**WRITTEN PROBLEM:** Copy the data that follows, character for character, minus the pictures.

======== DATASET EXTRACT

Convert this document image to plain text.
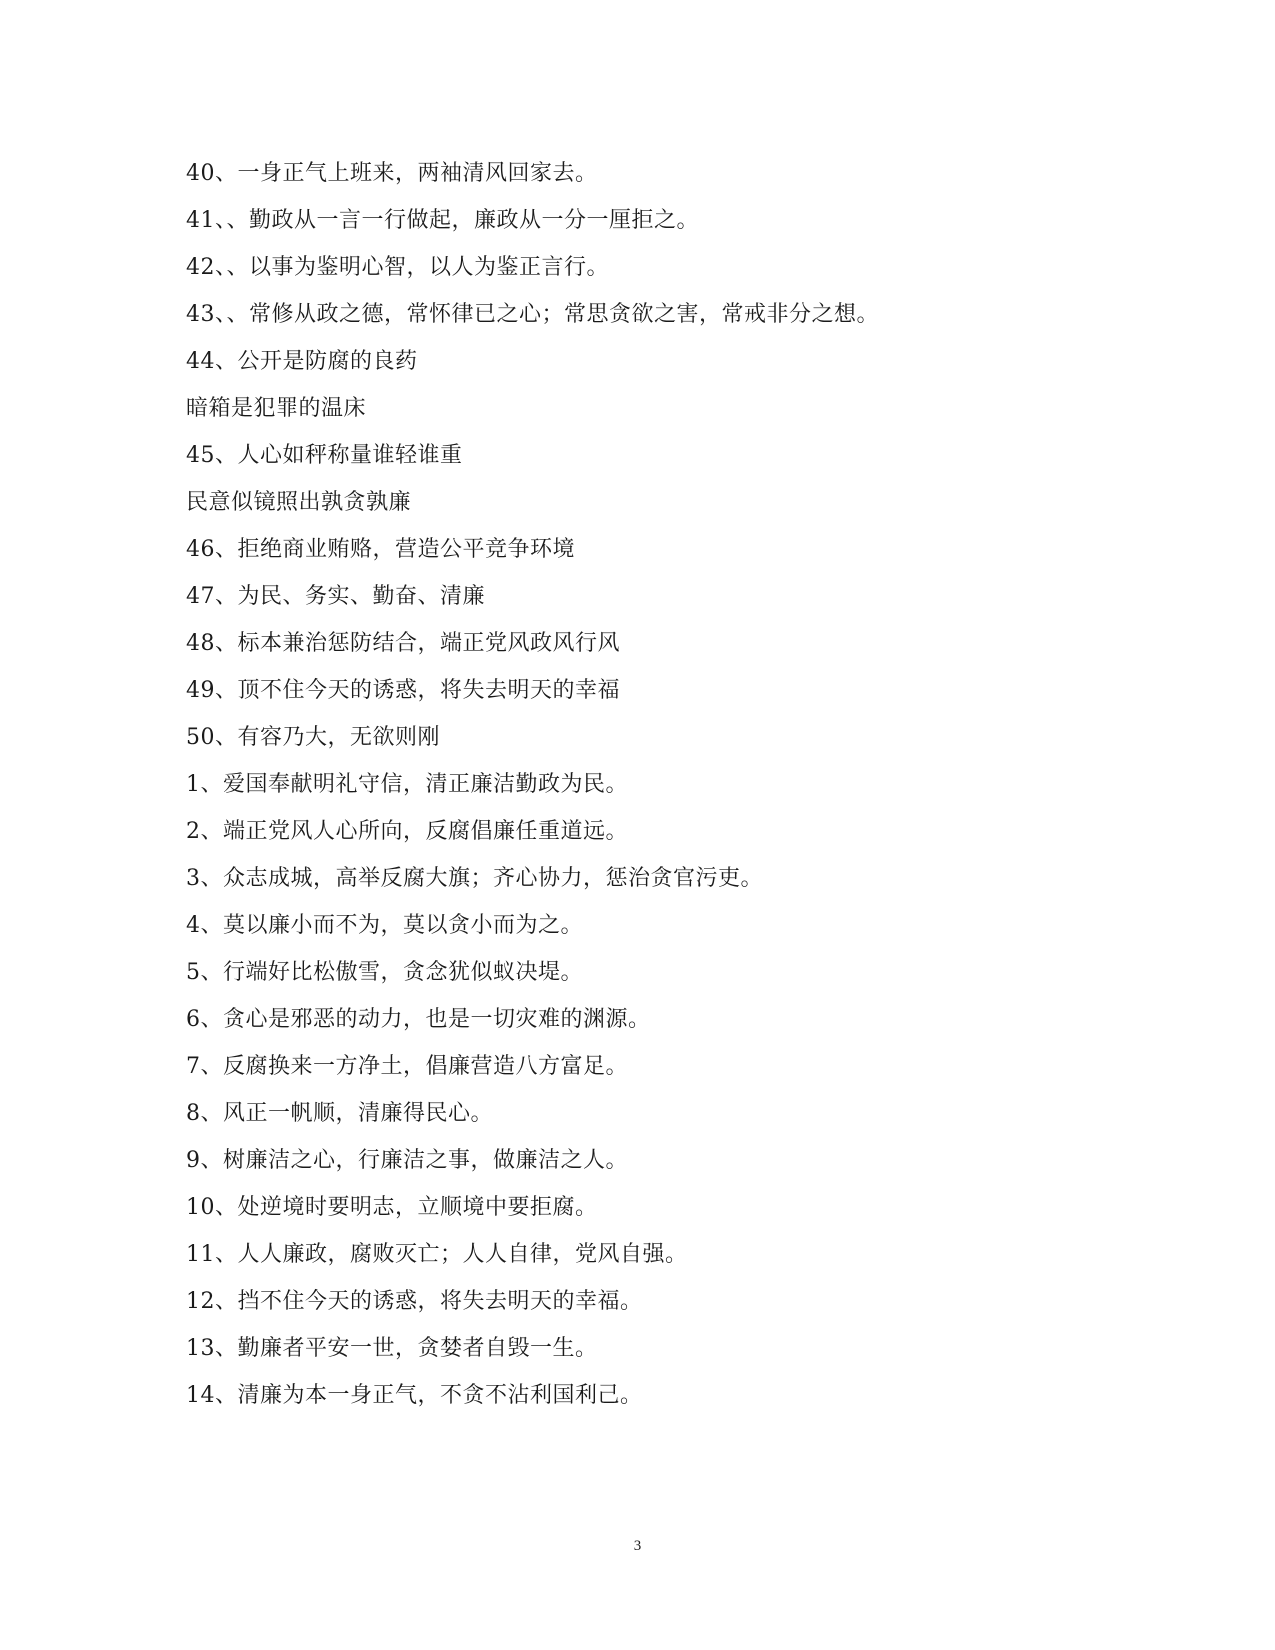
40、一身正气上班来，两袖清风回家去。
41、、勤政从一言一行做起，廉政从一分一厘拒之。
42、、以事为鉴明心智，以人为鉴正言行。
43、、常修从政之德，常怀律已之心；常思贪欲之害，常戒非分之想。
44、公开是防腐的良药
暗箱是犯罪的温床
45、人心如秤称量谁轻谁重
民意似镜照出孰贪孰廉
46、拒绝商业贿赂，营造公平竞争环境
47、为民、务实、勤奋、清廉
48、标本兼治惩防结合，端正党风政风行风
49、顶不住今天的诱惑，将失去明天的幸福
50、有容乃大，无欲则刚
1、爱国奉献明礼守信，清正廉洁勤政为民。
2、端正党风人心所向，反腐倡廉任重道远。
3、众志成城，高举反腐大旗；齐心协力，惩治贪官污吏。
4、莫以廉小而不为，莫以贪小而为之。
5、行端好比松傲雪，贪念犹似蚁决堤。
6、贪心是邪恶的动力，也是一切灾难的渊源。
7、反腐换来一方净土，倡廉营造八方富足。
8、风正一帆顺，清廉得民心。
9、树廉洁之心，行廉洁之事，做廉洁之人。
10、处逆境时要明志，立顺境中要拒腐。
11、人人廉政，腐败灭亡；人人自律，党风自强。
12、挡不住今天的诱惑，将失去明天的幸福。
13、勤廉者平安一世，贪婪者自毁一生。
14、清廉为本一身正气，不贪不沾利国利己。
3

================

**WRITTEN RESPONSE:**
Convert this document image to plain text.
40、一身正气上班来，两袖清风回家去。
41、、勤政从一言一行做起，廉政从一分一厘拒之。
42、、以事为鉴明心智，以人为鉴正言行。
43、、常修从政之德，常怀律已之心；常思贪欲之害，常戒非分之想。
44、公开是防腐的良药
暗箱是犯罪的温床
45、人心如秤称量谁轻谁重
民意似镜照出孰贪孰廉
46、拒绝商业贿赂，营造公平竞争环境
47、为民、务实、勤奋、清廉
48、标本兼治惩防结合，端正党风政风行风
49、顶不住今天的诱惑，将失去明天的幸福
50、有容乃大，无欲则刚
1、爱国奉献明礼守信，清正廉洁勤政为民。
2、端正党风人心所向，反腐倡廉任重道远。
3、众志成城，高举反腐大旗；齐心协力，惩治贪官污吏。
4、莫以廉小而不为，莫以贪小而为之。
5、行端好比松傲雪，贪念犹似蚁决堤。
6、贪心是邪恶的动力，也是一切灾难的渊源。
7、反腐换来一方净土，倡廉营造八方富足。
8、风正一帆顺，清廉得民心。
9、树廉洁之心，行廉洁之事，做廉洁之人。
10、处逆境时要明志，立顺境中要拒腐。
11、人人廉政，腐败灭亡；人人自律，党风自强。
12、挡不住今天的诱惑，将失去明天的幸福。
13、勤廉者平安一世，贪婪者自毁一生。
14、清廉为本一身正气，不贪不沾利国利己。
3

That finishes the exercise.